Written request: Output the full listing word for word.

= = =

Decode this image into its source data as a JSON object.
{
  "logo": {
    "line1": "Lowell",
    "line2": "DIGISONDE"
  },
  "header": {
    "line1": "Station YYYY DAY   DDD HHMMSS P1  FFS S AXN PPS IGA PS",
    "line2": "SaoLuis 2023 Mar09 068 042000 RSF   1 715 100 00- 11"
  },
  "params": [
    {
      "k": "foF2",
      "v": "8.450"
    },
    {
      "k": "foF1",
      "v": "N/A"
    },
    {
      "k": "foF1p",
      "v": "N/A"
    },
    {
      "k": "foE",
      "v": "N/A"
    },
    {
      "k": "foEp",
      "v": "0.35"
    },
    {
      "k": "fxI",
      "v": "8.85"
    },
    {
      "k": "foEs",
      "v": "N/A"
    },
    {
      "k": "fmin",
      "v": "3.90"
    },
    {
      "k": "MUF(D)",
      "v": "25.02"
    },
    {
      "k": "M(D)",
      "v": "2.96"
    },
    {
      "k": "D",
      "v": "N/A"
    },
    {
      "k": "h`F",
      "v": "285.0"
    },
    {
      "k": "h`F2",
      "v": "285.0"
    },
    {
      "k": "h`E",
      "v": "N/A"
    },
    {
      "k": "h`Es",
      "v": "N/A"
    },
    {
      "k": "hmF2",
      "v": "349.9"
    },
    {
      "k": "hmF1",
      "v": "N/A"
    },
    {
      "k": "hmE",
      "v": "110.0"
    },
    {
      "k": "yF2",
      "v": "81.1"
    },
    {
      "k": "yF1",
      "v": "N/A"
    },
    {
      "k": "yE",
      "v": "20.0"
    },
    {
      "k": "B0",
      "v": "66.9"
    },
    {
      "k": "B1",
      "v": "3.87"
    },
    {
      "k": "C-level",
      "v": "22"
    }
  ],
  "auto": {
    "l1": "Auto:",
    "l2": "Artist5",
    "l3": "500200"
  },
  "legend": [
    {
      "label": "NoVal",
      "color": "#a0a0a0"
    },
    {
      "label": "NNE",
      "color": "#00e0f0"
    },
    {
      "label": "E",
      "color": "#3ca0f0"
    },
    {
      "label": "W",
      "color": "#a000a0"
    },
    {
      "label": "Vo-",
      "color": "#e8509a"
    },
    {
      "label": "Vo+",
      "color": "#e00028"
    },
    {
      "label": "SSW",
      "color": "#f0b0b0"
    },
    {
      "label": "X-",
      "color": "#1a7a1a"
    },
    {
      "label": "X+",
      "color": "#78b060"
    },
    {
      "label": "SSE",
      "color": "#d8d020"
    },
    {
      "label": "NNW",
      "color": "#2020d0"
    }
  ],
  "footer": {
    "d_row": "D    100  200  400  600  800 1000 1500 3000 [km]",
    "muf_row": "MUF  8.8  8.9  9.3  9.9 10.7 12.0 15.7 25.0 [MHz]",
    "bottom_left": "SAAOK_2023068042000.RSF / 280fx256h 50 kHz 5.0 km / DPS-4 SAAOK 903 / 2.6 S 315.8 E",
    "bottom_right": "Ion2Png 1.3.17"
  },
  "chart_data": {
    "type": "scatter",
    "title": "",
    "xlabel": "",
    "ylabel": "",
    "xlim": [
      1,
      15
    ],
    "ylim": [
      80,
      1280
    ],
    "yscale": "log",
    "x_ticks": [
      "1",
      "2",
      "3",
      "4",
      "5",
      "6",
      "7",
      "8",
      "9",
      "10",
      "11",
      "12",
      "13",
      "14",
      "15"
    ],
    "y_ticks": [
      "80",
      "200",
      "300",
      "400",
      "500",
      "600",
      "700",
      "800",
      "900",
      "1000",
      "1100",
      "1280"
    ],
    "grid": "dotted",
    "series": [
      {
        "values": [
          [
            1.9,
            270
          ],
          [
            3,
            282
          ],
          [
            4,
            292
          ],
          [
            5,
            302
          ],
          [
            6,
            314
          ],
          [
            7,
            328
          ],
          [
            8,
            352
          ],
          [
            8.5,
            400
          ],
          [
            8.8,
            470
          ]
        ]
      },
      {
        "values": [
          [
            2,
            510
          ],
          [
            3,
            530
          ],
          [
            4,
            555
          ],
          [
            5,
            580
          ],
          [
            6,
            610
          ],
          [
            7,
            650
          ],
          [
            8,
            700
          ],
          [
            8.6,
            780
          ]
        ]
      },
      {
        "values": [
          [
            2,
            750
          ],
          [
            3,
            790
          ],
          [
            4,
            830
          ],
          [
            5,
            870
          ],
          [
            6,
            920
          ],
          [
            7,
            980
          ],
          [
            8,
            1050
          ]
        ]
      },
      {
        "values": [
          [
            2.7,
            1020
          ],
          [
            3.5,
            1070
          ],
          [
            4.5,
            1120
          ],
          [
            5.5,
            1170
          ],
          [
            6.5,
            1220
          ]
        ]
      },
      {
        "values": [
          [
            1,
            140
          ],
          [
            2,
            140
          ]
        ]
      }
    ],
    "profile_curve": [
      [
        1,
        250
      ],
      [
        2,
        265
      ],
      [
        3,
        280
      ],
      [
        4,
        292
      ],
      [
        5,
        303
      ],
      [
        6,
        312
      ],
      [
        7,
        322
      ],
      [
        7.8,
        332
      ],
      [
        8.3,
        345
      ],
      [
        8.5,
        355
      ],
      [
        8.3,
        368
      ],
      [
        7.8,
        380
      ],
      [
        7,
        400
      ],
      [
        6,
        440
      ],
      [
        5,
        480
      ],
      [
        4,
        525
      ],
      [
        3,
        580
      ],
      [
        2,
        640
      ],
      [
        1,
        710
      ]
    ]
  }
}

= = =

The answer:
Decode this image into its source data as a JSON object.
{
  "logo": {
    "line1": "Lowell",
    "line2": "DIGISONDE"
  },
  "header": {
    "line1": "Station YYYY DAY   DDD HHMMSS P1  FFS S AXN PPS IGA PS",
    "line2": "SaoLuis 2023 Mar09 068 042000 RSF   1 715 100 00- 11"
  },
  "params": [
    {
      "k": "foF2",
      "v": "8.450"
    },
    {
      "k": "foF1",
      "v": "N/A"
    },
    {
      "k": "foF1p",
      "v": "N/A"
    },
    {
      "k": "foE",
      "v": "N/A"
    },
    {
      "k": "foEp",
      "v": "0.35"
    },
    {
      "k": "fxI",
      "v": "8.85"
    },
    {
      "k": "foEs",
      "v": "N/A"
    },
    {
      "k": "fmin",
      "v": "3.90"
    },
    {
      "k": "MUF(D)",
      "v": "25.02"
    },
    {
      "k": "M(D)",
      "v": "2.96"
    },
    {
      "k": "D",
      "v": "N/A"
    },
    {
      "k": "h`F",
      "v": "285.0"
    },
    {
      "k": "h`F2",
      "v": "285.0"
    },
    {
      "k": "h`E",
      "v": "N/A"
    },
    {
      "k": "h`Es",
      "v": "N/A"
    },
    {
      "k": "hmF2",
      "v": "349.9"
    },
    {
      "k": "hmF1",
      "v": "N/A"
    },
    {
      "k": "hmE",
      "v": "110.0"
    },
    {
      "k": "yF2",
      "v": "81.1"
    },
    {
      "k": "yF1",
      "v": "N/A"
    },
    {
      "k": "yE",
      "v": "20.0"
    },
    {
      "k": "B0",
      "v": "66.9"
    },
    {
      "k": "B1",
      "v": "3.87"
    },
    {
      "k": "C-level",
      "v": "22"
    }
  ],
  "auto": {
    "l1": "Auto:",
    "l2": "Artist5",
    "l3": "500200"
  },
  "legend": [
    {
      "label": "NoVal",
      "color": "#a0a0a0"
    },
    {
      "label": "NNE",
      "color": "#00e0f0"
    },
    {
      "label": "E",
      "color": "#3ca0f0"
    },
    {
      "label": "W",
      "color": "#a000a0"
    },
    {
      "label": "Vo-",
      "color": "#e8509a"
    },
    {
      "label": "Vo+",
      "color": "#e00028"
    },
    {
      "label": "SSW",
      "color": "#f0b0b0"
    },
    {
      "label": "X-",
      "color": "#1a7a1a"
    },
    {
      "label": "X+",
      "color": "#78b060"
    },
    {
      "label": "SSE",
      "color": "#d8d020"
    },
    {
      "label": "NNW",
      "color": "#2020d0"
    }
  ],
  "footer": {
    "d_row": "D    100  200  400  600  800 1000 1500 3000 [km]",
    "muf_row": "MUF  8.8  8.9  9.3  9.9 10.7 12.0 15.7 25.0 [MHz]",
    "bottom_left": "SAAOK_2023068042000.RSF / 280fx256h 50 kHz 5.0 km / DPS-4 SAAOK 903 / 2.6 S 315.8 E",
    "bottom_right": "Ion2Png 1.3.17"
  },
  "chart_data": {
    "type": "scatter",
    "title": "",
    "xlabel": "",
    "ylabel": "",
    "xlim": [
      1,
      15
    ],
    "ylim": [
      80,
      1280
    ],
    "yscale": "log",
    "x_ticks": [
      "1",
      "2",
      "3",
      "4",
      "5",
      "6",
      "7",
      "8",
      "9",
      "10",
      "11",
      "12",
      "13",
      "14",
      "15"
    ],
    "y_ticks": [
      "80",
      "200",
      "300",
      "400",
      "500",
      "600",
      "700",
      "800",
      "900",
      "1000",
      "1100",
      "1280"
    ],
    "grid": "dotted",
    "series": [
      {
        "values": [
          [
            1.9,
            270
          ],
          [
            3,
            282
          ],
          [
            4,
            292
          ],
          [
            5,
            302
          ],
          [
            6,
            314
          ],
          [
            7,
            328
          ],
          [
            8,
            352
          ],
          [
            8.5,
            400
          ],
          [
            8.8,
            470
          ]
        ]
      },
      {
        "values": [
          [
            2,
            510
          ],
          [
            3,
            530
          ],
          [
            4,
            555
          ],
          [
            5,
            580
          ],
          [
            6,
            610
          ],
          [
            7,
            650
          ],
          [
            8,
            700
          ],
          [
            8.6,
            780
          ]
        ]
      },
      {
        "values": [
          [
            2,
            750
          ],
          [
            3,
            790
          ],
          [
            4,
            830
          ],
          [
            5,
            870
          ],
          [
            6,
            920
          ],
          [
            7,
            980
          ],
          [
            8,
            1050
          ]
        ]
      },
      {
        "values": [
          [
            2.7,
            1020
          ],
          [
            3.5,
            1070
          ],
          [
            4.5,
            1120
          ],
          [
            5.5,
            1170
          ],
          [
            6.5,
            1220
          ]
        ]
      },
      {
        "values": [
          [
            1,
            140
          ],
          [
            2,
            140
          ]
        ]
      }
    ],
    "profile_curve": [
      [
        1,
        250
      ],
      [
        2,
        265
      ],
      [
        3,
        280
      ],
      [
        4,
        292
      ],
      [
        5,
        303
      ],
      [
        6,
        312
      ],
      [
        7,
        322
      ],
      [
        7.8,
        332
      ],
      [
        8.3,
        345
      ],
      [
        8.5,
        355
      ],
      [
        8.3,
        368
      ],
      [
        7.8,
        380
      ],
      [
        7,
        400
      ],
      [
        6,
        440
      ],
      [
        5,
        480
      ],
      [
        4,
        525
      ],
      [
        3,
        580
      ],
      [
        2,
        640
      ],
      [
        1,
        710
      ]
    ]
  }
}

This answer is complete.